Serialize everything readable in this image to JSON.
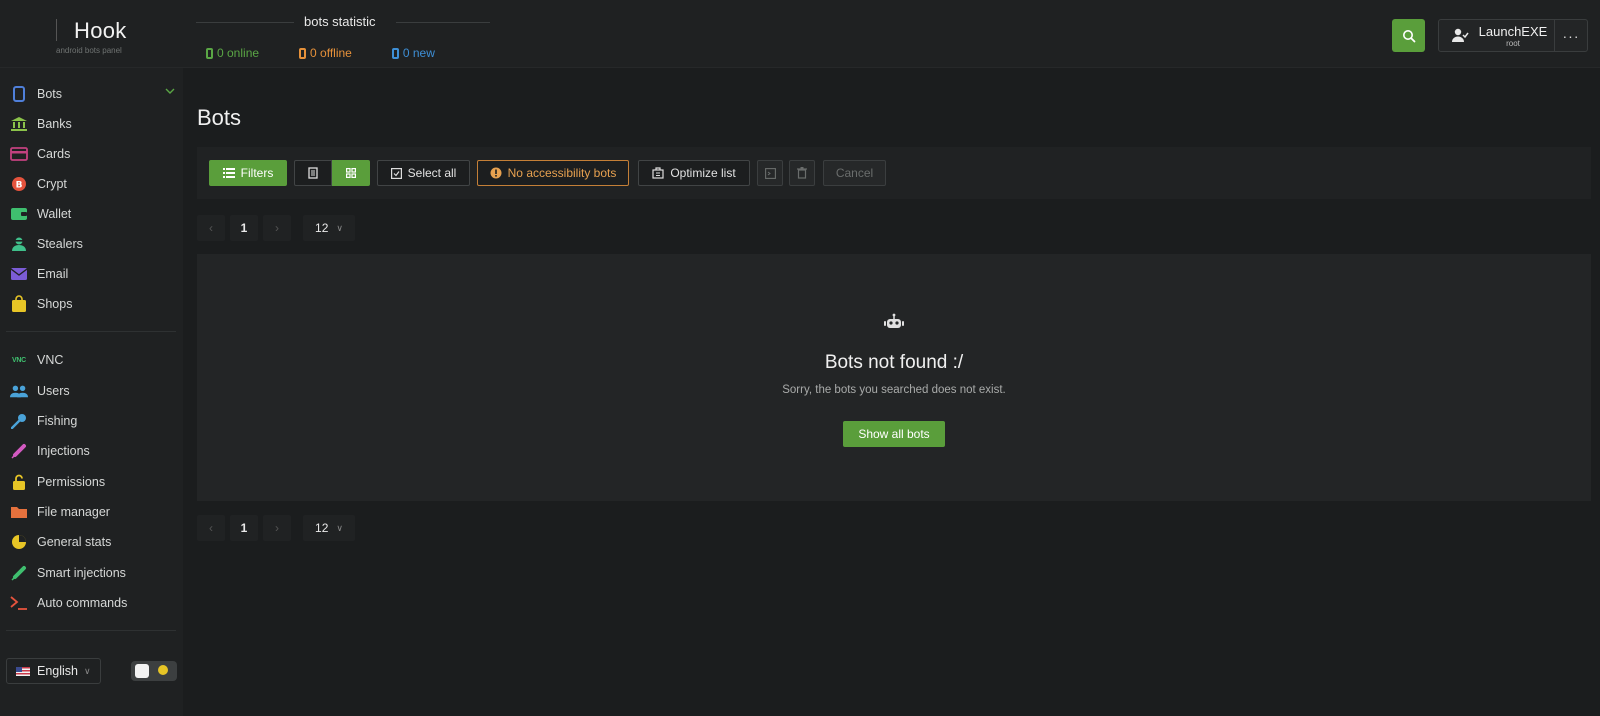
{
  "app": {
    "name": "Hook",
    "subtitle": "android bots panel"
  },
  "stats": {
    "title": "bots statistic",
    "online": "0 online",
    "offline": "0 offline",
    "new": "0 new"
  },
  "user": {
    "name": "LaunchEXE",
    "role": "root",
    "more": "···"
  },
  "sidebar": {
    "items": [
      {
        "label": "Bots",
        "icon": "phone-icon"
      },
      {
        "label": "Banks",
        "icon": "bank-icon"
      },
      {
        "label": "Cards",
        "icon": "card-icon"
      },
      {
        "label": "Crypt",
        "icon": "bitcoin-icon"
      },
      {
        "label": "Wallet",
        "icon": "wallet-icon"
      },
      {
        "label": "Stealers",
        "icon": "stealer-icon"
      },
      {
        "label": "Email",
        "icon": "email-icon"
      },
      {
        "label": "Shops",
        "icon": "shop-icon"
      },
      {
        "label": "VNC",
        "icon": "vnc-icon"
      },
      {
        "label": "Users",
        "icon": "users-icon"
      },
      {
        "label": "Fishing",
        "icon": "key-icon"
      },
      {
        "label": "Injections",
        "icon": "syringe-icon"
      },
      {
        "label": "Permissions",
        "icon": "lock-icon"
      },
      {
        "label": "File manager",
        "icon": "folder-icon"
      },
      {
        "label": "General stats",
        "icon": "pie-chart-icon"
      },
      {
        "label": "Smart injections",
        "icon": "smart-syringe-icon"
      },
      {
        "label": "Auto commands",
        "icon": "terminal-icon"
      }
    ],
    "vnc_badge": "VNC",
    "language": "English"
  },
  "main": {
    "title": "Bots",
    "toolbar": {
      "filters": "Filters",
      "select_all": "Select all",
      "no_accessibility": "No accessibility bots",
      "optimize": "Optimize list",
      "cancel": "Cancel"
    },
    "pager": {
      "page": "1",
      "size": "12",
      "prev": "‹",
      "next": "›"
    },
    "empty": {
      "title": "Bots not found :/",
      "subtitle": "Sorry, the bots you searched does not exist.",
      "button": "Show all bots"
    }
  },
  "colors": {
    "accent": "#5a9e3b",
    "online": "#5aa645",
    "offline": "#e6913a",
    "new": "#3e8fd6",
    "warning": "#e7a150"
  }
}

----------

Work to be completed: List each line of the entries that holds the string "syringe".

Exercise output:
        "icon": "syringe-icon"
        "icon": "smart-syringe-icon"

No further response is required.